|
FASTUS is a (slightly permuted) acronym for Finite State
Automata-based Text Understanding System. It is a system for extracting
information from free text. Currently English and Japanese versions of
the system exist. Typical applications mark text with annotations that
indicate items of interest, such as names of people or companies, or it
fills database templates with information that could be then entered into
a relational database.
FASTUS was developed in response to the needs of the intelligence community
for scanning and processing huge volumes of written texts. Government intelligence
agencies collect information from around the world from both classified
and unclassified sources. Assimilating important facts from this data can
be a daunting task for an analyst. One analyst described the problem
by saying that, ``If I read every bit of information that might be important
to what I am working on, it would be like reading War and Peace
every day.’’ FASTUS provides the analyst with a tool that will help him
or her to avoid being overwhelmed by the flood of information.

---------------

■ **Your goal**
Pick up the FASTUS description from its final sentence and keep it going.

---------------

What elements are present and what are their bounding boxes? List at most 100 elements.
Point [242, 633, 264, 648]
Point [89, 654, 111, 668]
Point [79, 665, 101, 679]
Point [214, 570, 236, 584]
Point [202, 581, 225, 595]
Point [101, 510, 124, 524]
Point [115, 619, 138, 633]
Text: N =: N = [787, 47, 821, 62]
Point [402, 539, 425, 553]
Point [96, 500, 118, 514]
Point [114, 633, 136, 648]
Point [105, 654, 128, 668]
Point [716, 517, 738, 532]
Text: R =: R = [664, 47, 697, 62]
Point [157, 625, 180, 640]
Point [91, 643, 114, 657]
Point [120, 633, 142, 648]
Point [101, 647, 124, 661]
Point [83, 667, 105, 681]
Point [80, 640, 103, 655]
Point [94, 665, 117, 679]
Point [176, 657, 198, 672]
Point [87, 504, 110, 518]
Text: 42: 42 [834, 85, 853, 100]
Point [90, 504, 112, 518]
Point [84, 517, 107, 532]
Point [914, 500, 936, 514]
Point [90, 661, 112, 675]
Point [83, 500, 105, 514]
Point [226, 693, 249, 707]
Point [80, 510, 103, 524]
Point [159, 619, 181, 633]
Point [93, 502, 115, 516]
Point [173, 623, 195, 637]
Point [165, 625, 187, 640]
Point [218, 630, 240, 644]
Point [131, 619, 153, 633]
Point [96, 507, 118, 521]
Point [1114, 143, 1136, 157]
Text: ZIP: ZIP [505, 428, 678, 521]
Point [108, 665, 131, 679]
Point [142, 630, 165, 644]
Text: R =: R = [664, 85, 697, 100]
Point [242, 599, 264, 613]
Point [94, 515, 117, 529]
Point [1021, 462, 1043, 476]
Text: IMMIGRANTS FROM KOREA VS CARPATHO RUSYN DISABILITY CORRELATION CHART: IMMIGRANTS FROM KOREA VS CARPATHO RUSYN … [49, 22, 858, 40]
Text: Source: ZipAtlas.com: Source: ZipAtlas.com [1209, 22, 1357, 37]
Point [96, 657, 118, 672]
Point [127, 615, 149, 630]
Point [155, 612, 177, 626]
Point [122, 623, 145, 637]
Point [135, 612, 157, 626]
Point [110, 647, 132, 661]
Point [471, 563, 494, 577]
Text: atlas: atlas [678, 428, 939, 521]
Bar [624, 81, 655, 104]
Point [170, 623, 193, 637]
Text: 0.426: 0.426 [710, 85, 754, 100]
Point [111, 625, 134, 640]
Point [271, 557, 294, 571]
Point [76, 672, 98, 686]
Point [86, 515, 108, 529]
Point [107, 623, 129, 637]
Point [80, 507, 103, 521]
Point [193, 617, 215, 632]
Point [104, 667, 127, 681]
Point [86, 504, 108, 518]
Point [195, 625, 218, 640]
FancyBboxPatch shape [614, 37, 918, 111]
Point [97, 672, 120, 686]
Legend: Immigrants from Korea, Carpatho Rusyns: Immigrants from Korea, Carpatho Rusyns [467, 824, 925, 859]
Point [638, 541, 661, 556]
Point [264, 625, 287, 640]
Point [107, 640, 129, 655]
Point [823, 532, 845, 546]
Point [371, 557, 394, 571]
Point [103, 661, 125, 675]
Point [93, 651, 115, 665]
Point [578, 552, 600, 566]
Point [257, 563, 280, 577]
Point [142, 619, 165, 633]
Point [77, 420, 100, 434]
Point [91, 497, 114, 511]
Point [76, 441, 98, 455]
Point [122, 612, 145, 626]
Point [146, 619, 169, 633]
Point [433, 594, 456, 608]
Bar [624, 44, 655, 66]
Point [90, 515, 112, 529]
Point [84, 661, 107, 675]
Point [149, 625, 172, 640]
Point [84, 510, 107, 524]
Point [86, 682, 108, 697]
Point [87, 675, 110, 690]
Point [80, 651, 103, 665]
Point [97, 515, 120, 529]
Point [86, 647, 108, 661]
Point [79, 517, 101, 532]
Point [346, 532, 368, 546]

---------------

■ **Reply to the task**
FASTUS is most appropriate for information
extraction tasks, rather than full text understanding. That is, it
is most effective for tasks in which (1) only parts of the text
contain relevent information, and (2) there is a relatively simple,
predefined target representation that the information is mapped
into.
FASTUS has been under development since 1992. The system
is implemented in Common Lisp, and has been transported to several hardware
platforms, including Macs and PCs.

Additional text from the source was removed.